* Given task: Look at the entries below and reproduce them exactly.

Data entries
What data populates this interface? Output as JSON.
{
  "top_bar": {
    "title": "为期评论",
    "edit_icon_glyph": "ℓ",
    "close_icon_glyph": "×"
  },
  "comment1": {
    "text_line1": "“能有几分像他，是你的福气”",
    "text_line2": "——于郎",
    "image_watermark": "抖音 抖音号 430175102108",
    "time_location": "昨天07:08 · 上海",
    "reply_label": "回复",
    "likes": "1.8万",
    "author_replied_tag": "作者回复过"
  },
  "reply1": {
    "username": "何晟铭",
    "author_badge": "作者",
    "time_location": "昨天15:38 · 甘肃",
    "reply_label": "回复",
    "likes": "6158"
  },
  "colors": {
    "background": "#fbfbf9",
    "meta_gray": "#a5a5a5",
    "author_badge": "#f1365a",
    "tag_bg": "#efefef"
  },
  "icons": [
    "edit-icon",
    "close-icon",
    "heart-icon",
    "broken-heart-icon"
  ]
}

* Written response:
What data populates this interface? Output as JSON.
{
  "top_bar": {
    "title": "为期评论",
    "edit_icon_glyph": "ℓ",
    "close_icon_glyph": "×"
  },
  "comment1": {
    "text_line1": "“能有几分像他，是你的福气”",
    "text_line2": "——于郎",
    "image_watermark": "抖音 抖音号 430175102108",
    "time_location": "昨天07:08 · 上海",
    "reply_label": "回复",
    "likes": "1.8万",
    "author_replied_tag": "作者回复过"
  },
  "reply1": {
    "username": "何晟铭",
    "author_badge": "作者",
    "time_location": "昨天15:38 · 甘肃",
    "reply_label": "回复",
    "likes": "6158"
  },
  "colors": {
    "background": "#fbfbf9",
    "meta_gray": "#a5a5a5",
    "author_badge": "#f1365a",
    "tag_bg": "#efefef"
  },
  "icons": [
    "edit-icon",
    "close-icon",
    "heart-icon",
    "broken-heart-icon"
  ]
}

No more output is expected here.